Stored data
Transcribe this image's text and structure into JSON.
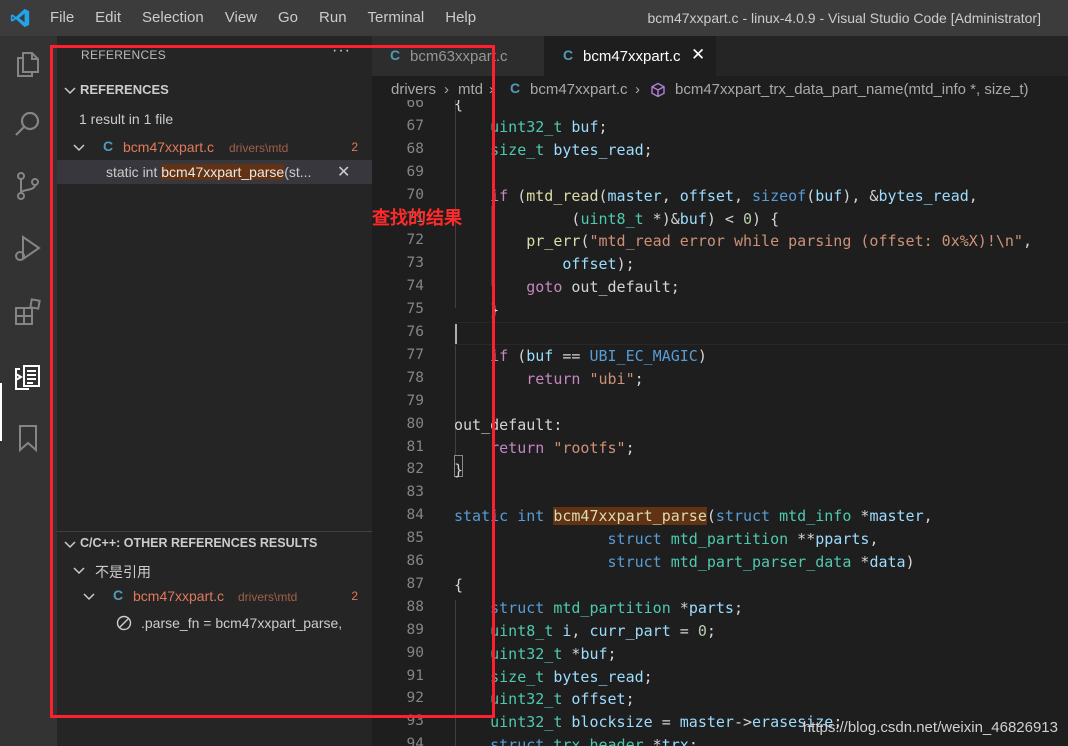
{
  "window": {
    "title": "bcm47xxpart.c - linux-4.0.9 - Visual Studio Code [Administrator]",
    "menu": [
      "File",
      "Edit",
      "Selection",
      "View",
      "Go",
      "Run",
      "Terminal",
      "Help"
    ]
  },
  "activity_bar": {
    "icons": [
      "explorer-icon",
      "search-icon",
      "source-control-icon",
      "run-debug-icon",
      "extensions-icon",
      "references-icon",
      "bookmarks-icon"
    ],
    "active": "references-icon"
  },
  "sidebar": {
    "header": "REFERENCES",
    "more": "···",
    "references": {
      "title": "REFERENCES",
      "summary": "1 result in 1 file",
      "file": {
        "badge": "C",
        "name": "bcm47xxpart.c",
        "path": "drivers\\mtd",
        "count": "2"
      },
      "match": {
        "prefix": "static int ",
        "highlight": "bcm47xxpart_parse",
        "suffix": "(st...",
        "close": "✕"
      }
    },
    "other_references": {
      "title": "C/C++: OTHER REFERENCES RESULTS",
      "group": "不是引用",
      "file": {
        "badge": "C",
        "name": "bcm47xxpart.c",
        "path": "drivers\\mtd",
        "count": "2"
      },
      "match": ".parse_fn = bcm47xxpart_parse,"
    }
  },
  "annotation": {
    "text": "查找的结果",
    "color": "#ff1f2f"
  },
  "tabs": [
    {
      "badge": "C",
      "label": "bcm63xxpart.c",
      "active": false
    },
    {
      "badge": "C",
      "label": "bcm47xxpart.c",
      "active": true,
      "close": "✕"
    }
  ],
  "breadcrumb": {
    "items": [
      "drivers",
      "mtd"
    ],
    "file_badge": "C",
    "file": "bcm47xxpart.c",
    "symbol": "bcm47xxpart_trx_data_part_name(mtd_info *, size_t)"
  },
  "editor": {
    "lines": [
      {
        "n": "66",
        "t": [
          [
            "{",
            ""
          ]
        ]
      },
      {
        "n": "67",
        "t": [
          [
            "    ",
            ""
          ],
          [
            "uint32_t",
            "type"
          ],
          [
            " ",
            ""
          ],
          [
            "buf",
            "var"
          ],
          [
            ";",
            ""
          ]
        ]
      },
      {
        "n": "68",
        "t": [
          [
            "    ",
            ""
          ],
          [
            "size_t",
            "type"
          ],
          [
            " ",
            ""
          ],
          [
            "bytes_read",
            "var"
          ],
          [
            ";",
            ""
          ]
        ]
      },
      {
        "n": "69",
        "t": [
          [
            "",
            ""
          ]
        ]
      },
      {
        "n": "70",
        "t": [
          [
            "    ",
            ""
          ],
          [
            "if",
            "ctrl"
          ],
          [
            " (",
            ""
          ],
          [
            "mtd_read",
            "fn"
          ],
          [
            "(",
            ""
          ],
          [
            "master",
            "var"
          ],
          [
            ", ",
            ""
          ],
          [
            "offset",
            "var"
          ],
          [
            ", ",
            ""
          ],
          [
            "sizeof",
            "kw"
          ],
          [
            "(",
            ""
          ],
          [
            "buf",
            "var"
          ],
          [
            "), &",
            ""
          ],
          [
            "bytes_read",
            "var"
          ],
          [
            ",",
            ""
          ]
        ]
      },
      {
        "n": "71",
        "t": [
          [
            "             (",
            ""
          ],
          [
            "uint8_t",
            "type"
          ],
          [
            " *)&",
            ""
          ],
          [
            "buf",
            "var"
          ],
          [
            ") < ",
            ""
          ],
          [
            "0",
            "num"
          ],
          [
            ") {",
            ""
          ]
        ]
      },
      {
        "n": "72",
        "t": [
          [
            "        ",
            ""
          ],
          [
            "pr_err",
            "fn"
          ],
          [
            "(",
            ""
          ],
          [
            "\"mtd_read error while parsing (offset: 0x%X)!\\n\"",
            "str"
          ],
          [
            ",",
            ""
          ]
        ]
      },
      {
        "n": "73",
        "t": [
          [
            "            ",
            ""
          ],
          [
            "offset",
            "var"
          ],
          [
            ");",
            ""
          ]
        ]
      },
      {
        "n": "74",
        "t": [
          [
            "        ",
            ""
          ],
          [
            "goto",
            "ctrl"
          ],
          [
            " out_default;",
            ""
          ]
        ]
      },
      {
        "n": "75",
        "t": [
          [
            "    }",
            ""
          ]
        ]
      },
      {
        "n": "76",
        "t": [
          [
            "",
            ""
          ]
        ]
      },
      {
        "n": "77",
        "t": [
          [
            "    ",
            ""
          ],
          [
            "if",
            "ctrl"
          ],
          [
            " (",
            ""
          ],
          [
            "buf",
            "var"
          ],
          [
            " == ",
            ""
          ],
          [
            "UBI_EC_MAGIC",
            "macro"
          ],
          [
            ")",
            ""
          ]
        ]
      },
      {
        "n": "78",
        "t": [
          [
            "        ",
            ""
          ],
          [
            "return",
            "ctrl"
          ],
          [
            " ",
            ""
          ],
          [
            "\"ubi\"",
            "str"
          ],
          [
            ";",
            ""
          ]
        ]
      },
      {
        "n": "79",
        "t": [
          [
            "",
            ""
          ]
        ]
      },
      {
        "n": "80",
        "t": [
          [
            "out_default:",
            ""
          ]
        ]
      },
      {
        "n": "81",
        "t": [
          [
            "    ",
            ""
          ],
          [
            "return",
            "ctrl"
          ],
          [
            " ",
            ""
          ],
          [
            "\"rootfs\"",
            "str"
          ],
          [
            ";",
            ""
          ]
        ]
      },
      {
        "n": "82",
        "t": [
          [
            "}",
            ""
          ]
        ]
      },
      {
        "n": "83",
        "t": [
          [
            "",
            ""
          ]
        ]
      },
      {
        "n": "84",
        "t": [
          [
            "static",
            "kw"
          ],
          [
            " ",
            ""
          ],
          [
            "int",
            "kw"
          ],
          [
            " ",
            ""
          ],
          [
            "bcm47xxpart_parse",
            "fnhl"
          ],
          [
            "(",
            ""
          ],
          [
            "struct",
            "kw"
          ],
          [
            " ",
            ""
          ],
          [
            "mtd_info",
            "type"
          ],
          [
            " *",
            ""
          ],
          [
            "master",
            "var"
          ],
          [
            ",",
            ""
          ]
        ]
      },
      {
        "n": "85",
        "t": [
          [
            "                 ",
            ""
          ],
          [
            "struct",
            "kw"
          ],
          [
            " ",
            ""
          ],
          [
            "mtd_partition",
            "type"
          ],
          [
            " **",
            ""
          ],
          [
            "pparts",
            "var"
          ],
          [
            ",",
            ""
          ]
        ]
      },
      {
        "n": "86",
        "t": [
          [
            "                 ",
            ""
          ],
          [
            "struct",
            "kw"
          ],
          [
            " ",
            ""
          ],
          [
            "mtd_part_parser_data",
            "type"
          ],
          [
            " *",
            ""
          ],
          [
            "data",
            "var"
          ],
          [
            ")",
            ""
          ]
        ]
      },
      {
        "n": "87",
        "t": [
          [
            "{",
            ""
          ]
        ]
      },
      {
        "n": "88",
        "t": [
          [
            "    ",
            ""
          ],
          [
            "struct",
            "kw"
          ],
          [
            " ",
            ""
          ],
          [
            "mtd_partition",
            "type"
          ],
          [
            " *",
            ""
          ],
          [
            "parts",
            "var"
          ],
          [
            ";",
            ""
          ]
        ]
      },
      {
        "n": "89",
        "t": [
          [
            "    ",
            ""
          ],
          [
            "uint8_t",
            "type"
          ],
          [
            " ",
            ""
          ],
          [
            "i",
            "var"
          ],
          [
            ", ",
            ""
          ],
          [
            "curr_part",
            "var"
          ],
          [
            " = ",
            ""
          ],
          [
            "0",
            "num"
          ],
          [
            ";",
            ""
          ]
        ]
      },
      {
        "n": "90",
        "t": [
          [
            "    ",
            ""
          ],
          [
            "uint32_t",
            "type"
          ],
          [
            " *",
            ""
          ],
          [
            "buf",
            "var"
          ],
          [
            ";",
            ""
          ]
        ]
      },
      {
        "n": "91",
        "t": [
          [
            "    ",
            ""
          ],
          [
            "size_t",
            "type"
          ],
          [
            " ",
            ""
          ],
          [
            "bytes_read",
            "var"
          ],
          [
            ";",
            ""
          ]
        ]
      },
      {
        "n": "92",
        "t": [
          [
            "    ",
            ""
          ],
          [
            "uint32_t",
            "type"
          ],
          [
            " ",
            ""
          ],
          [
            "offset",
            "var"
          ],
          [
            ";",
            ""
          ]
        ]
      },
      {
        "n": "93",
        "t": [
          [
            "    ",
            ""
          ],
          [
            "uint32_t",
            "type"
          ],
          [
            " ",
            ""
          ],
          [
            "blocksize",
            "var"
          ],
          [
            " = ",
            ""
          ],
          [
            "master",
            "var"
          ],
          [
            "->",
            ""
          ],
          [
            "erasesize",
            "var"
          ],
          [
            ";",
            ""
          ]
        ]
      },
      {
        "n": "94",
        "t": [
          [
            "    ",
            ""
          ],
          [
            "struct",
            "kw"
          ],
          [
            " ",
            ""
          ],
          [
            "trx_header",
            "type"
          ],
          [
            " *",
            ""
          ],
          [
            "trx",
            "var"
          ],
          [
            ";",
            ""
          ]
        ]
      }
    ]
  },
  "watermark": "https://blog.csdn.net/weixin_46826913"
}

### What needs to be done
Look through the data above. Each line containing the word "title" needs to be copied.

### Task answer
    "title": "bcm47xxpart.c - linux-4.0.9 - Visual Studio Code [Administrator]",
      "title": "REFERENCES",
      "title": "C/C++: OTHER REFERENCES RESULTS",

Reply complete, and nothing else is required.